Given problem> Lift out each line of the data that holds "this".

Information supplied>
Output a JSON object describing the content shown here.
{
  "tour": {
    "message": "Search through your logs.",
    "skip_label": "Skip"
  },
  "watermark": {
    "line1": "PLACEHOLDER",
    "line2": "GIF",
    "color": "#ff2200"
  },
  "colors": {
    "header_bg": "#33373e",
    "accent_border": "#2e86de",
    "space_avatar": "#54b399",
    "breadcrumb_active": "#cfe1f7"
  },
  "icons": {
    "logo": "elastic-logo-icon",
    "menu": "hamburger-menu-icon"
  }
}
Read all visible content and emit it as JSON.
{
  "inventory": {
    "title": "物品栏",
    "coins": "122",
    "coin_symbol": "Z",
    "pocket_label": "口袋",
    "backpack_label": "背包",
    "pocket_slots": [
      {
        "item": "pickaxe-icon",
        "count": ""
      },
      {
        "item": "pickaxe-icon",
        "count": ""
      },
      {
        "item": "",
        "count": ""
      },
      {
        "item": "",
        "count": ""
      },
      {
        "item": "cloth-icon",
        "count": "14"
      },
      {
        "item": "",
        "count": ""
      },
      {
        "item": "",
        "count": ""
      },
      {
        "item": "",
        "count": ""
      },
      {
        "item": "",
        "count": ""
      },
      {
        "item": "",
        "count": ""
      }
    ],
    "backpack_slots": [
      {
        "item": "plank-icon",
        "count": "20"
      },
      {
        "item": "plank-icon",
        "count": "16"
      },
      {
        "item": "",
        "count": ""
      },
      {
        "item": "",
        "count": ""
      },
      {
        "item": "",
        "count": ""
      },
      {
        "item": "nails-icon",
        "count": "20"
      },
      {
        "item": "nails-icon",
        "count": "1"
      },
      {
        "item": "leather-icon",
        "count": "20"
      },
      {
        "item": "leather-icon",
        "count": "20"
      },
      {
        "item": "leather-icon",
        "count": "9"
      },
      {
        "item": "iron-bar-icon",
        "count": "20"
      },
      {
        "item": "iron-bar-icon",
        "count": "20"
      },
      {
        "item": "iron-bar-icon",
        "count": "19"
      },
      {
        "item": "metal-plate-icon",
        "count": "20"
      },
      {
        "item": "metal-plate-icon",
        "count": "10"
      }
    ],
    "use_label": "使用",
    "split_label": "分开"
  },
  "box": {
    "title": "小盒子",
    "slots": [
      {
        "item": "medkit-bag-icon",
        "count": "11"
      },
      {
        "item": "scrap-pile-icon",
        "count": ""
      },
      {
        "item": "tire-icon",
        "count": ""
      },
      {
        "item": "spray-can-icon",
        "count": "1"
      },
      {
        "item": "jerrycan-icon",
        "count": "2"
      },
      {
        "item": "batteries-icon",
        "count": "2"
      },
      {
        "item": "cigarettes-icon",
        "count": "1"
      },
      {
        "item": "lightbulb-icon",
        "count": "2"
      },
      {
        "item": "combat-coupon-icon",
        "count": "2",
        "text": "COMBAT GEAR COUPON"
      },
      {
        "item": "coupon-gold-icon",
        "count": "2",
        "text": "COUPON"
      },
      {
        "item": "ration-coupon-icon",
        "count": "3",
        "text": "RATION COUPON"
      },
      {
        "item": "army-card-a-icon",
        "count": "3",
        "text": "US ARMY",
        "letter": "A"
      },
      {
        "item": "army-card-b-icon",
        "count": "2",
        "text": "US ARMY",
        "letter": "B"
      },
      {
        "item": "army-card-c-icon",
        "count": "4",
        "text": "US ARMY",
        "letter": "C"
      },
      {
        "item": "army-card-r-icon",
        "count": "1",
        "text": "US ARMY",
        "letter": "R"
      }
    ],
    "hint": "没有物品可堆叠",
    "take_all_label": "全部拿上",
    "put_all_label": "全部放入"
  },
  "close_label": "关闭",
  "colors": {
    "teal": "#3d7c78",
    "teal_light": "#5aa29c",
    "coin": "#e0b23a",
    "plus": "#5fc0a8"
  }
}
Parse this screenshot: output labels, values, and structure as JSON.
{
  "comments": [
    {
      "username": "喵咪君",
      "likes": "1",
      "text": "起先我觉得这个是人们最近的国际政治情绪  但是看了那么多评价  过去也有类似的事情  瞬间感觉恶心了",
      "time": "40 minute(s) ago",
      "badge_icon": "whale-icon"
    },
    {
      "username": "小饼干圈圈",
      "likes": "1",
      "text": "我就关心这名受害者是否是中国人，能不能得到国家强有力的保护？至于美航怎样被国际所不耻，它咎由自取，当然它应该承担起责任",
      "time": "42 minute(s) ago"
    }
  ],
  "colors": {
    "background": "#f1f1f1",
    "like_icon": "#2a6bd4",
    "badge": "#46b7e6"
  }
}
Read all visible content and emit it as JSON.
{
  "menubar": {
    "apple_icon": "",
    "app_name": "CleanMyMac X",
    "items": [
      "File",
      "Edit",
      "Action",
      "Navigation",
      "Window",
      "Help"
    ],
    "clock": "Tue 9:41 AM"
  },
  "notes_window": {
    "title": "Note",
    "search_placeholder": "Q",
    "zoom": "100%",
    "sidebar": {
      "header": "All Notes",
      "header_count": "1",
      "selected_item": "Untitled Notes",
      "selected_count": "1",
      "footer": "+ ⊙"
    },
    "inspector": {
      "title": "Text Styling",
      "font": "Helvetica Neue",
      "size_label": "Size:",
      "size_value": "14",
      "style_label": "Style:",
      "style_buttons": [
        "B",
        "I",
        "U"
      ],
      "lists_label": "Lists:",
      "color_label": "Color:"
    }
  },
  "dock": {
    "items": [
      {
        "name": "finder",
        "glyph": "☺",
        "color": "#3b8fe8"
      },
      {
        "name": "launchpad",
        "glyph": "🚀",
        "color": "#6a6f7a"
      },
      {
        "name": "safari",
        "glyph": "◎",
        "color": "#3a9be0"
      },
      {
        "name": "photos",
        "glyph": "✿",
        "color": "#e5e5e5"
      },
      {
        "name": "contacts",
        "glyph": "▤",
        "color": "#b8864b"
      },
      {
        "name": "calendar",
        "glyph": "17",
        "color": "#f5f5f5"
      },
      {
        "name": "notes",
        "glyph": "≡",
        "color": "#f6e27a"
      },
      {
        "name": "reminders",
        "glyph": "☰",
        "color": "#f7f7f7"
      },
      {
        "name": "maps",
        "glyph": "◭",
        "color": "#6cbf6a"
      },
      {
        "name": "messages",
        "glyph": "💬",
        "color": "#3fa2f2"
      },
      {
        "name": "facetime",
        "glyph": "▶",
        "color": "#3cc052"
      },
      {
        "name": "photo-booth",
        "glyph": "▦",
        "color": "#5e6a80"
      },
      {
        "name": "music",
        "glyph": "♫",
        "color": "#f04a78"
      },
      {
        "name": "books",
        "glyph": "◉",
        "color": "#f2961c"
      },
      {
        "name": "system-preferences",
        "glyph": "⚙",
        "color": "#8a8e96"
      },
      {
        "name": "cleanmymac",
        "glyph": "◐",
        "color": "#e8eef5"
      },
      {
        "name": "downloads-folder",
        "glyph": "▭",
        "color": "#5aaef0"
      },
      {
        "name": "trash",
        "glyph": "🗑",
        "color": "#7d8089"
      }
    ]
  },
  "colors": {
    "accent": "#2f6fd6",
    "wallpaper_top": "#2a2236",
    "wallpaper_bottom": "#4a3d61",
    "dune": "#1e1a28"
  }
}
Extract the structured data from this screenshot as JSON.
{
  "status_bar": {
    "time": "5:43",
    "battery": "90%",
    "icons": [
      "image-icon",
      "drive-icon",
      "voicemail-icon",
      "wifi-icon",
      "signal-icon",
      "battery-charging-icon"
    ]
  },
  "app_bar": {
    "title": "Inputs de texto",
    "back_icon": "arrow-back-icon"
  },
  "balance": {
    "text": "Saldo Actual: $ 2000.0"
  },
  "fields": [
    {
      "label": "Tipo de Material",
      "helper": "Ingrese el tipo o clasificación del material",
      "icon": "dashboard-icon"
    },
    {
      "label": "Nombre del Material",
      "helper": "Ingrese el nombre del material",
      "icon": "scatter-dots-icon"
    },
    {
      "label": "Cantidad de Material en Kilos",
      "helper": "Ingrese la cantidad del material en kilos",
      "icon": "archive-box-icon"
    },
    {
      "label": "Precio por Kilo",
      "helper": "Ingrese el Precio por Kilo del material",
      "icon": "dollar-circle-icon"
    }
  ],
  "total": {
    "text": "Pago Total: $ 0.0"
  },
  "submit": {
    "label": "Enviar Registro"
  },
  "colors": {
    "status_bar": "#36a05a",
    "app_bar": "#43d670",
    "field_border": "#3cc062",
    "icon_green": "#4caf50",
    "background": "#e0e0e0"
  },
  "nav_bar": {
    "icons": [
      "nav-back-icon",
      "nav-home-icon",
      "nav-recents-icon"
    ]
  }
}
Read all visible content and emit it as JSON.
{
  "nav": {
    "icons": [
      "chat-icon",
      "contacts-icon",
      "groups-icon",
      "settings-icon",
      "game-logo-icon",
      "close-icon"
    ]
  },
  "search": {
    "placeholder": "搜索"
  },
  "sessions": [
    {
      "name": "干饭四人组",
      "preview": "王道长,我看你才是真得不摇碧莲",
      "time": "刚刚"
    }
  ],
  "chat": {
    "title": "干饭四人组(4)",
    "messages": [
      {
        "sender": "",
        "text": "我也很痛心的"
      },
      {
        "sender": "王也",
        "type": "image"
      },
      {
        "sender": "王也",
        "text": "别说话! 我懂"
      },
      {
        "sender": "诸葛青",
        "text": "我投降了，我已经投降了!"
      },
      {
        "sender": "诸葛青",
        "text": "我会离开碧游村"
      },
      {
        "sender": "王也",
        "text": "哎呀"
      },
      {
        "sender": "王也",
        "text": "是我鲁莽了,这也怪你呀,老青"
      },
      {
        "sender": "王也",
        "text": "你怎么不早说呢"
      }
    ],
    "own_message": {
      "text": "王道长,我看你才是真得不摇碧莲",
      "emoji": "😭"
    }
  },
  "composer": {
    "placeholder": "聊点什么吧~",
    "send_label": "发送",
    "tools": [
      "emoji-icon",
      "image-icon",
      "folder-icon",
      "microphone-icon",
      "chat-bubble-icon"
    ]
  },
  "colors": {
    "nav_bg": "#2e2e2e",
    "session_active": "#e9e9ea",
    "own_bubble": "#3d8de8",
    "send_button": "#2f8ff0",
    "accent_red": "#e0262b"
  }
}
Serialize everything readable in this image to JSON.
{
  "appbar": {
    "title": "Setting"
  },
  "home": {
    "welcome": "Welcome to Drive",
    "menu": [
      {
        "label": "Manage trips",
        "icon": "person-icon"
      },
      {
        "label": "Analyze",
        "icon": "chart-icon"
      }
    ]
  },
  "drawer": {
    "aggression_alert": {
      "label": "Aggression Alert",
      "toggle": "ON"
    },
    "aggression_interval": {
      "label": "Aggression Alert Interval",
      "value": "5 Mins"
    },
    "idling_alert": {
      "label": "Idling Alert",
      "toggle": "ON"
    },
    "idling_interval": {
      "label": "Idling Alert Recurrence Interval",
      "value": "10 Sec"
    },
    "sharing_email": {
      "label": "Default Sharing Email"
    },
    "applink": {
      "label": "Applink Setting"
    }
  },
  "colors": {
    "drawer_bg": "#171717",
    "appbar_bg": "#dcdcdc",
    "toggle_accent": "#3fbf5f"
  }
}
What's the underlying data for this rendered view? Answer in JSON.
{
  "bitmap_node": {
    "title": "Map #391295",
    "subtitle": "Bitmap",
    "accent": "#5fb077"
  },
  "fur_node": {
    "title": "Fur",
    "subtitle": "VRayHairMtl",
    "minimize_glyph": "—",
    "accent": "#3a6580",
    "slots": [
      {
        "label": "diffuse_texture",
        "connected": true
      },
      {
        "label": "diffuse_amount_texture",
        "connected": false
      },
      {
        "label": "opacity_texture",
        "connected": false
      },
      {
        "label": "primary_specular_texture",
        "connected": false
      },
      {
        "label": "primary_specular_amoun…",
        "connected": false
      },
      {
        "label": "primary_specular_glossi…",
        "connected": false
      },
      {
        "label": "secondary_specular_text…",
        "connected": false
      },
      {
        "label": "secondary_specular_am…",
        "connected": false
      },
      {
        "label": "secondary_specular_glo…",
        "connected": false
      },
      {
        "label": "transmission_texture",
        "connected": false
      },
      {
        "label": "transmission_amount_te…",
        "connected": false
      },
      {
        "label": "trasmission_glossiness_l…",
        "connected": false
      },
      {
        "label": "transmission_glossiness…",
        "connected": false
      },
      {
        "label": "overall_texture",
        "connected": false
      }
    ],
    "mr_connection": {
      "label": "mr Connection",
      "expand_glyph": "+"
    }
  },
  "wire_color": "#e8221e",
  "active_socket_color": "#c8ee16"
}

Result of the exercise>
Parse this screenshot: output labels, values, and structure as JSON.
Extract the structured data from this screenshot as JSON.
Serialize everything readable in this image to JSON.
What's the underlying data for this rendered view? Answer in JSON.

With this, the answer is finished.